Selected text
========================
Main heading

Student Perspectives on Leaving School, Pathways, and Careers

Competent Children, Competent Learners is a longitudinal study which began in 1993 and follows the progress of a sample of around 500 New Zealand young people from early childhood education through schooling and beyond. This report focuses on what students at age 16 thought about leaving school, what their biggest concerns and most anticipated opportunities were, what they saw as the most likely barriers to having the kind of life they wanted, how they envisaged spending their first year out of school, what their occupational aspirations, connections, influences, and motivations were and what the idea of “career” meant to them.

Author: Karen Vaughan [New Zealand Council for Educational Research]
Date Published: May 2008



Most useful activities

The previous section looked at students’ perceived connections with favoured careers. This section looks at connectors or perceived influences in the form of most useful activities for thinking about careers and pathways from school (i.e., exploration of possibilities, information gathering and processing, decision making). We again provided students with a list of statements about different activities and events. The statements were based on existing research findings on the influences on young people’s career decision making, including informal guidance, formal school-based careers education and non careers learning, and learning opportunities outside of the school (Boyd, Chalmers, & Kumekawa, 2001; Career Services, 2003; Hipkins, 2005).

Most useful activities for students thinking about career

The following figure shows student responses to the statements. Only a very small proportion of students thought any of the activities were not useful or not useful at all (average non usefulness response of around 10 percent). Instead, the majority of student responses highlight two things. Firstly most of the activities were useful, but not very useful. Secondly a sizeable proportion of the students had not actually taken part in most of the listed activities; around a third of the students reported not doing more than two-thirds of the activities.

The few activities that were considered very useful by more than a few students were “talking with friends” (18 percent), “talking with teachers or careers advisors at school about my options” (18 percent), “what I learnt in a classroom-based school subject” (19 percent), and—the standout—“talking with family about my options” (28 percent).

Figure 6: Student perceptions of useful support for career decision making

Image of Figure 6: Student perceptions of useful support for career decision making.
========================
Required work
Can you duplicate the stretch of the student careers report that opens with "The previous section" and closes with "2003; Hipkins, 2005).", word for word?

(Annotated element entries)
========================
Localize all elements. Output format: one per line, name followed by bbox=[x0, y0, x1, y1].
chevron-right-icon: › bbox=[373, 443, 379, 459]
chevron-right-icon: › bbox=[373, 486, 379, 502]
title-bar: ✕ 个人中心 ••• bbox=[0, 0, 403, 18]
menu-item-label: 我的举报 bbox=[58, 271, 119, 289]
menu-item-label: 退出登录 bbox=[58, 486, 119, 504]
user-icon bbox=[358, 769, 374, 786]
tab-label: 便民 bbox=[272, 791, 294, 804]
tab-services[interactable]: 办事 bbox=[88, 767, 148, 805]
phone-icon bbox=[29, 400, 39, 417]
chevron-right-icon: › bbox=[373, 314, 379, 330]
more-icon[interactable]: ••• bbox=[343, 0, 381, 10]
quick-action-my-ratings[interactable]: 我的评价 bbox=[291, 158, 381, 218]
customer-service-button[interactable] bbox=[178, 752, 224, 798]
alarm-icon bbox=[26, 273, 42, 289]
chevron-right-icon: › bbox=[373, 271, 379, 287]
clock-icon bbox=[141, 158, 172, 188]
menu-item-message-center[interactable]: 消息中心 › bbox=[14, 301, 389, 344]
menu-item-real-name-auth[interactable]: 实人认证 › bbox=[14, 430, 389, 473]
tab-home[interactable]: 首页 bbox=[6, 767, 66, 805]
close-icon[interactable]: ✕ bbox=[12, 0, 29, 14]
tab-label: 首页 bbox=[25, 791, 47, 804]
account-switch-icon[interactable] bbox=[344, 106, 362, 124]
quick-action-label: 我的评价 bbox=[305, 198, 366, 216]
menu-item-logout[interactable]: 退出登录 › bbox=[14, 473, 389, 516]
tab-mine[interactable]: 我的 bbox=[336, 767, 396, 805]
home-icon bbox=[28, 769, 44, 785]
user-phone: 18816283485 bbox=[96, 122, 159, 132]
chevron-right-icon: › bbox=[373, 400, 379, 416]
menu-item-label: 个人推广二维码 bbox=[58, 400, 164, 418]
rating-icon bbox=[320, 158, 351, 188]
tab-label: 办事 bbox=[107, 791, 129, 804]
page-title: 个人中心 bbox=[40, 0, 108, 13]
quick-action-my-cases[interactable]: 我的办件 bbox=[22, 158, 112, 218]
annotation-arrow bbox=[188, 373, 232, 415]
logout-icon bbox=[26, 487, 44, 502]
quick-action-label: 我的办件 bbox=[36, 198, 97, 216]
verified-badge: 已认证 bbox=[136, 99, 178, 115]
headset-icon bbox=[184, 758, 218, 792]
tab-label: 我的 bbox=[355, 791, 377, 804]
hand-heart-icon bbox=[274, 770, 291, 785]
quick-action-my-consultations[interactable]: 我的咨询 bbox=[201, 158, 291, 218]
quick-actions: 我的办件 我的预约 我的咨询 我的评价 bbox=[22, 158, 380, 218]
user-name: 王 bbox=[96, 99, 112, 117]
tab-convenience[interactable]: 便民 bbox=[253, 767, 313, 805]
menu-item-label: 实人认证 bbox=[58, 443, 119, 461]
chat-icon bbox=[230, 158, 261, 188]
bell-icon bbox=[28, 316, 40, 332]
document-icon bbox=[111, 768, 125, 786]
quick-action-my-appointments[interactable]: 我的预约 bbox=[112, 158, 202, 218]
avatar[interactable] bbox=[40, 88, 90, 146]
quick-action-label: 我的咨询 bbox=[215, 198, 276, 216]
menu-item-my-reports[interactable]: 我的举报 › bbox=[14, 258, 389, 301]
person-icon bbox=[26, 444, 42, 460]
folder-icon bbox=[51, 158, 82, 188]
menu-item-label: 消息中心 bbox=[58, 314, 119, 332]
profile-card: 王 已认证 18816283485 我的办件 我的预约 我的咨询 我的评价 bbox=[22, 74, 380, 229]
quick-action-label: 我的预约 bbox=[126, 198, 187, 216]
========================
The solution
The previous section looked at students’ perceived connections with favoured careers. This section looks at connectors or perceived influences in the form of most useful activities for thinking about careers and pathways from school (i.e., exploration of possibilities, information gathering and processing, decision making). We again provided students with a list of statements about different activities and events. The statements were based on existing research findings on the influences on young people’s career decision making, including informal guidance, formal school-based careers education and non careers learning, and learning opportunities outside of the school (Boyd, Chalmers, & Kumekawa, 2001; Career Services, 2003; Hipkins, 2005).